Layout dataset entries

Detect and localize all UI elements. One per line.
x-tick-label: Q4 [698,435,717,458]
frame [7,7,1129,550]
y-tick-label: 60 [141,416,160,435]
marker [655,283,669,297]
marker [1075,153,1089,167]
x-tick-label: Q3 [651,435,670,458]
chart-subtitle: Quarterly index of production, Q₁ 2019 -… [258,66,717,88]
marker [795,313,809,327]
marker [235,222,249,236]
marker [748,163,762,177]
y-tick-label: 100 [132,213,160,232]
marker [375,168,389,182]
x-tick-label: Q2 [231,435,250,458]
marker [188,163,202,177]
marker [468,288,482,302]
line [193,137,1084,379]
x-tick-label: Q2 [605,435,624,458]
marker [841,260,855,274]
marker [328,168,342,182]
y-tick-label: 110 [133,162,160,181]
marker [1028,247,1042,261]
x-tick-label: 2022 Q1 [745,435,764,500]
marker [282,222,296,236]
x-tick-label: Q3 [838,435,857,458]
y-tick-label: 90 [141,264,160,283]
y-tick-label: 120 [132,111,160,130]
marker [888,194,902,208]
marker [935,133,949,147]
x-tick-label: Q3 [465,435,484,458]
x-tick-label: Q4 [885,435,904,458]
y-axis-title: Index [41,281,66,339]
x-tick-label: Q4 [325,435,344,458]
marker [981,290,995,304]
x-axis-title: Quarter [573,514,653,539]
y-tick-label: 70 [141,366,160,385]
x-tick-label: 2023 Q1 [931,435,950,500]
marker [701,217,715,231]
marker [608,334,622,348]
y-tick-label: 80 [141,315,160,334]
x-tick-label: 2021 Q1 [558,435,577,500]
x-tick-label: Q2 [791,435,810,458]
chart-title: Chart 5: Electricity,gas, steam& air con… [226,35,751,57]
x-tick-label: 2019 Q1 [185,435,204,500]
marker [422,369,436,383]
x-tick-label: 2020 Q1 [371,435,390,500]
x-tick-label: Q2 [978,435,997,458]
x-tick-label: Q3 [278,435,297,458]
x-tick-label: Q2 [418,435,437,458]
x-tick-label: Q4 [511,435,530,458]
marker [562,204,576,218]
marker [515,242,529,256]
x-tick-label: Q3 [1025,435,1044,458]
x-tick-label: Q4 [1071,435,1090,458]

Requirement |
Render every line of the items above as a Markdown table with the columns "Row" and "Line". Number the rows in order and leave out blank lines.

Result for this task |
| Row | Line |
|---|---|
| 1 | Detect and localize all UI elements. One per line. |
| 2 | x-tick-label: Q4 [698,435,717,458] |
| 3 | frame [7,7,1129,550] |
| 4 | y-tick-label: 60 [141,416,160,435] |
| 5 | marker [655,283,669,297] |
| 6 | marker [1075,153,1089,167] |
| 7 | x-tick-label: Q3 [651,435,670,458] |
| 8 | chart-subtitle: Quarterly index of production, Q₁ 2019 -… [258,66,717,88] |
| 9 | marker [795,313,809,327] |
| 10 | marker [235,222,249,236] |
| 11 | marker [748,163,762,177] |
| 12 | y-tick-label: 100 [132,213,160,232] |
| 13 | marker [375,168,389,182] |
| 14 | x-tick-label: Q2 [231,435,250,458] |
| 15 | marker [188,163,202,177] |
| 16 | marker [468,288,482,302] |
| 17 | line [193,137,1084,379] |
| 18 | x-tick-label: Q2 [605,435,624,458] |
| 19 | marker [841,260,855,274] |
| 20 | marker [328,168,342,182] |
| 21 | y-tick-label: 110 [133,162,160,181] |
| 22 | marker [1028,247,1042,261] |
| 23 | x-tick-label: 2022 Q1 [745,435,764,500] |
| 24 | marker [282,222,296,236] |
| 25 | x-tick-label: Q3 [838,435,857,458] |
| 26 | y-tick-label: 90 [141,264,160,283] |
| 27 | y-tick-label: 120 [132,111,160,130] |
| 28 | marker [888,194,902,208] |
| 29 | marker [935,133,949,147] |
| 30 | x-tick-label: Q3 [465,435,484,458] |
| 31 | x-tick-label: Q4 [885,435,904,458] |
| 32 | y-axis-title: Index [41,281,66,339] |
| 33 | x-tick-label: Q4 [325,435,344,458] |
| 34 | marker [981,290,995,304] |
| 35 | x-axis-title: Quarter [573,514,653,539] |
| 36 | y-tick-label: 70 [141,366,160,385] |
| 37 | x-tick-label: 2023 Q1 [931,435,950,500] |
| 38 | marker [701,217,715,231] |
| 39 | marker [608,334,622,348] |
| 40 | y-tick-label: 80 [141,315,160,334] |
| 41 | x-tick-label: 2021 Q1 [558,435,577,500] |
| 42 | x-tick-label: Q2 [791,435,810,458] |
| 43 | chart-title: Chart 5: Electricity,gas, steam& air con… [226,35,751,57] |
| 44 | x-tick-label: 2019 Q1 [185,435,204,500] |
| 45 | marker [422,369,436,383] |
| 46 | x-tick-label: 2020 Q1 [371,435,390,500] |
| 47 | x-tick-label: Q2 [978,435,997,458] |
| 48 | x-tick-label: Q3 [278,435,297,458] |
| 49 | x-tick-label: Q2 [418,435,437,458] |
| 50 | x-tick-label: Q4 [511,435,530,458] |
| 51 | marker [562,204,576,218] |
| 52 | marker [515,242,529,256] |
| 53 | x-tick-label: Q3 [1025,435,1044,458] |
| 54 | x-tick-label: Q4 [1071,435,1090,458] |